What the task requires: Your task is to print every entry below exactly as given.

————————

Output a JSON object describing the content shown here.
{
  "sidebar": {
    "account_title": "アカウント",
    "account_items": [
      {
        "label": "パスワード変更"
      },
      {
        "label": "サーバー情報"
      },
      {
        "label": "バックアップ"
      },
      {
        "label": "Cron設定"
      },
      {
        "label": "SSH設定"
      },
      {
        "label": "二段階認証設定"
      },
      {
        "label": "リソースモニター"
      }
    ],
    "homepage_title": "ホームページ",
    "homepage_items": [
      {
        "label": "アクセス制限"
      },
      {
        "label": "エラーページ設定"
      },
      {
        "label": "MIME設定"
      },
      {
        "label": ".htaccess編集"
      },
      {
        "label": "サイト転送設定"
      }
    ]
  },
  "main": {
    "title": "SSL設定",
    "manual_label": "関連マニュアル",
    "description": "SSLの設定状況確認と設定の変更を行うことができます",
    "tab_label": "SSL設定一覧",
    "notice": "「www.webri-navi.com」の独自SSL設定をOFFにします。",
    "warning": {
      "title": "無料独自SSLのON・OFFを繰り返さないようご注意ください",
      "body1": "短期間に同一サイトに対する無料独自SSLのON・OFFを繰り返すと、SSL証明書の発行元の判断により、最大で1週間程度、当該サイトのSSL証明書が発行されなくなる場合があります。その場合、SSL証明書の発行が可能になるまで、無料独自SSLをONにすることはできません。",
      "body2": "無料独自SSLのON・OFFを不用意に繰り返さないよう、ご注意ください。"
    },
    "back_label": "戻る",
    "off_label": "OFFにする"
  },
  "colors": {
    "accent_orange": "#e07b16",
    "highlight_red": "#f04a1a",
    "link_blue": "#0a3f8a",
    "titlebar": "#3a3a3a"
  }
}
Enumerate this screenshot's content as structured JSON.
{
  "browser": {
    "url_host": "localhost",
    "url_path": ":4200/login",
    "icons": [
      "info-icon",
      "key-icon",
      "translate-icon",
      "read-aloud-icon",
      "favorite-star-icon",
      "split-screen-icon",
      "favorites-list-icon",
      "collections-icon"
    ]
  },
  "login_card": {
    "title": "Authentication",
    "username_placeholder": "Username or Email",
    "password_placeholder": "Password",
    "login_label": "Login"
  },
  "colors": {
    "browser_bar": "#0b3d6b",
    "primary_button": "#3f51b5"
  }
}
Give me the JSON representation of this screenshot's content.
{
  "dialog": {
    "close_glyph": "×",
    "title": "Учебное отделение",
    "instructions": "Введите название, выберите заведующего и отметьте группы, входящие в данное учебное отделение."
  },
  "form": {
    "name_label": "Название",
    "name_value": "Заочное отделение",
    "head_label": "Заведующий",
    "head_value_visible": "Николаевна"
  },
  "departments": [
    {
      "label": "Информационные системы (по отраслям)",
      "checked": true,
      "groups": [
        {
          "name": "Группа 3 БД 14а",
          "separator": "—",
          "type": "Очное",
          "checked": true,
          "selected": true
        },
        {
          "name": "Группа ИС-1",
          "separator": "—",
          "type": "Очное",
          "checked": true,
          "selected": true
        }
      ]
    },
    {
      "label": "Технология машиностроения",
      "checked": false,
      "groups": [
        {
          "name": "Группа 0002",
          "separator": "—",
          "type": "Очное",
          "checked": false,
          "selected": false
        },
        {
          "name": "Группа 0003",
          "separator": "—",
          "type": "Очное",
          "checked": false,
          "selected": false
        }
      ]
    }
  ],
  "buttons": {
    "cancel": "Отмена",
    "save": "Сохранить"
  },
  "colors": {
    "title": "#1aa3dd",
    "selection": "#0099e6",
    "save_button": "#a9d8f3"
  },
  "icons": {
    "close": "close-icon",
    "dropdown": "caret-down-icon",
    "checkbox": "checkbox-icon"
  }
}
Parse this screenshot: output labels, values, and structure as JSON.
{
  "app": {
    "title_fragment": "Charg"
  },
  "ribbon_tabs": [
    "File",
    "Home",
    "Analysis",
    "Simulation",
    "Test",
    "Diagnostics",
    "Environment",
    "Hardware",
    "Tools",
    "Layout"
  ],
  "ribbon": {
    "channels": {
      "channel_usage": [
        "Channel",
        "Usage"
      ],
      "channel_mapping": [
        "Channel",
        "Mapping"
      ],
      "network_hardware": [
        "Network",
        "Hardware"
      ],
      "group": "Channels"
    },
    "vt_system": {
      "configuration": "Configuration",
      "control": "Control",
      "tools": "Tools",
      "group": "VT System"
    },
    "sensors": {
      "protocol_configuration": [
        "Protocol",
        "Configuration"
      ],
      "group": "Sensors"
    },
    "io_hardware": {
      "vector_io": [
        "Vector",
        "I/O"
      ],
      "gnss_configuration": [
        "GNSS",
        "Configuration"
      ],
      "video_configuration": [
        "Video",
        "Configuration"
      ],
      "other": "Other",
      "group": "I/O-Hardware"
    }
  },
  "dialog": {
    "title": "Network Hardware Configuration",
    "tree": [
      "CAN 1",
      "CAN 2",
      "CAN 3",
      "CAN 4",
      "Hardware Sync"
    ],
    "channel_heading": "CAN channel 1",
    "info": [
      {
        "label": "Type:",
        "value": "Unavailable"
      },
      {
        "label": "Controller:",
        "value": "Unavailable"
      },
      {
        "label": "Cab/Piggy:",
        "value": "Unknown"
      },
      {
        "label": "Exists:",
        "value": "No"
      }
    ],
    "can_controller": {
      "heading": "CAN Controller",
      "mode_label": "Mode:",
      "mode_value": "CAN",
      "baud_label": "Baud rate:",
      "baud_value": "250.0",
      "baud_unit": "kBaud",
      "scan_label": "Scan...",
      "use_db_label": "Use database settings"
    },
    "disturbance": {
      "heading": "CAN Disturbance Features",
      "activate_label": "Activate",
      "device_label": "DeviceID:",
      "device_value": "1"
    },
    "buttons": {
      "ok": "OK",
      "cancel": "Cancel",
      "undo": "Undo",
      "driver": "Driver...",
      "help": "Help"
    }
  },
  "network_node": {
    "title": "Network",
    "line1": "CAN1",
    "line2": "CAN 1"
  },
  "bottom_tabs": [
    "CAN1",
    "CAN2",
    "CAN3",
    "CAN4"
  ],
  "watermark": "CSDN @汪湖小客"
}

————————

Completed task:
Output a JSON object describing the content shown here.
{
  "sidebar": {
    "account_title": "アカウント",
    "account_items": [
      {
        "label": "パスワード変更"
      },
      {
        "label": "サーバー情報"
      },
      {
        "label": "バックアップ"
      },
      {
        "label": "Cron設定"
      },
      {
        "label": "SSH設定"
      },
      {
        "label": "二段階認証設定"
      },
      {
        "label": "リソースモニター"
      }
    ],
    "homepage_title": "ホームページ",
    "homepage_items": [
      {
        "label": "アクセス制限"
      },
      {
        "label": "エラーページ設定"
      },
      {
        "label": "MIME設定"
      },
      {
        "label": ".htaccess編集"
      },
      {
        "label": "サイト転送設定"
      }
    ]
  },
  "main": {
    "title": "SSL設定",
    "manual_label": "関連マニュアル",
    "description": "SSLの設定状況確認と設定の変更を行うことができます",
    "tab_label": "SSL設定一覧",
    "notice": "「www.webri-navi.com」の独自SSL設定をOFFにします。",
    "warning": {
      "title": "無料独自SSLのON・OFFを繰り返さないようご注意ください",
      "body1": "短期間に同一サイトに対する無料独自SSLのON・OFFを繰り返すと、SSL証明書の発行元の判断により、最大で1週間程度、当該サイトのSSL証明書が発行されなくなる場合があります。その場合、SSL証明書の発行が可能になるまで、無料独自SSLをONにすることはできません。",
      "body2": "無料独自SSLのON・OFFを不用意に繰り返さないよう、ご注意ください。"
    },
    "back_label": "戻る",
    "off_label": "OFFにする"
  },
  "colors": {
    "accent_orange": "#e07b16",
    "highlight_red": "#f04a1a",
    "link_blue": "#0a3f8a",
    "titlebar": "#3a3a3a"
  }
}
Enumerate this screenshot's content as structured JSON.
{
  "browser": {
    "url_host": "localhost",
    "url_path": ":4200/login",
    "icons": [
      "info-icon",
      "key-icon",
      "translate-icon",
      "read-aloud-icon",
      "favorite-star-icon",
      "split-screen-icon",
      "favorites-list-icon",
      "collections-icon"
    ]
  },
  "login_card": {
    "title": "Authentication",
    "username_placeholder": "Username or Email",
    "password_placeholder": "Password",
    "login_label": "Login"
  },
  "colors": {
    "browser_bar": "#0b3d6b",
    "primary_button": "#3f51b5"
  }
}
Give me the JSON representation of this screenshot's content.
{
  "dialog": {
    "close_glyph": "×",
    "title": "Учебное отделение",
    "instructions": "Введите название, выберите заведующего и отметьте группы, входящие в данное учебное отделение."
  },
  "form": {
    "name_label": "Название",
    "name_value": "Заочное отделение",
    "head_label": "Заведующий",
    "head_value_visible": "Николаевна"
  },
  "departments": [
    {
      "label": "Информационные системы (по отраслям)",
      "checked": true,
      "groups": [
        {
          "name": "Группа 3 БД 14а",
          "separator": "—",
          "type": "Очное",
          "checked": true,
          "selected": true
        },
        {
          "name": "Группа ИС-1",
          "separator": "—",
          "type": "Очное",
          "checked": true,
          "selected": true
        }
      ]
    },
    {
      "label": "Технология машиностроения",
      "checked": false,
      "groups": [
        {
          "name": "Группа 0002",
          "separator": "—",
          "type": "Очное",
          "checked": false,
          "selected": false
        },
        {
          "name": "Группа 0003",
          "separator": "—",
          "type": "Очное",
          "checked": false,
          "selected": false
        }
      ]
    }
  ],
  "buttons": {
    "cancel": "Отмена",
    "save": "Сохранить"
  },
  "colors": {
    "title": "#1aa3dd",
    "selection": "#0099e6",
    "save_button": "#a9d8f3"
  },
  "icons": {
    "close": "close-icon",
    "dropdown": "caret-down-icon",
    "checkbox": "checkbox-icon"
  }
}
Parse this screenshot: output labels, values, and structure as JSON.
{
  "app": {
    "title_fragment": "Charg"
  },
  "ribbon_tabs": [
    "File",
    "Home",
    "Analysis",
    "Simulation",
    "Test",
    "Diagnostics",
    "Environment",
    "Hardware",
    "Tools",
    "Layout"
  ],
  "ribbon": {
    "channels": {
      "channel_usage": [
        "Channel",
        "Usage"
      ],
      "channel_mapping": [
        "Channel",
        "Mapping"
      ],
      "network_hardware": [
        "Network",
        "Hardware"
      ],
      "group": "Channels"
    },
    "vt_system": {
      "configuration": "Configuration",
      "control": "Control",
      "tools": "Tools",
      "group": "VT System"
    },
    "sensors": {
      "protocol_configuration": [
        "Protocol",
        "Configuration"
      ],
      "group": "Sensors"
    },
    "io_hardware": {
      "vector_io": [
        "Vector",
        "I/O"
      ],
      "gnss_configuration": [
        "GNSS",
        "Configuration"
      ],
      "video_configuration": [
        "Video",
        "Configuration"
      ],
      "other": "Other",
      "group": "I/O-Hardware"
    }
  },
  "dialog": {
    "title": "Network Hardware Configuration",
    "tree": [
      "CAN 1",
      "CAN 2",
      "CAN 3",
      "CAN 4",
      "Hardware Sync"
    ],
    "channel_heading": "CAN channel 1",
    "info": [
      {
        "label": "Type:",
        "value": "Unavailable"
      },
      {
        "label": "Controller:",
        "value": "Unavailable"
      },
      {
        "label": "Cab/Piggy:",
        "value": "Unknown"
      },
      {
        "label": "Exists:",
        "value": "No"
      }
    ],
    "can_controller": {
      "heading": "CAN Controller",
      "mode_label": "Mode:",
      "mode_value": "CAN",
      "baud_label": "Baud rate:",
      "baud_value": "250.0",
      "baud_unit": "kBaud",
      "scan_label": "Scan...",
      "use_db_label": "Use database settings"
    },
    "disturbance": {
      "heading": "CAN Disturbance Features",
      "activate_label": "Activate",
      "device_label": "DeviceID:",
      "device_value": "1"
    },
    "buttons": {
      "ok": "OK",
      "cancel": "Cancel",
      "undo": "Undo",
      "driver": "Driver...",
      "help": "Help"
    }
  },
  "network_node": {
    "title": "Network",
    "line1": "CAN1",
    "line2": "CAN 1"
  },
  "bottom_tabs": [
    "CAN1",
    "CAN2",
    "CAN3",
    "CAN4"
  ],
  "watermark": "CSDN @汪湖小客"
}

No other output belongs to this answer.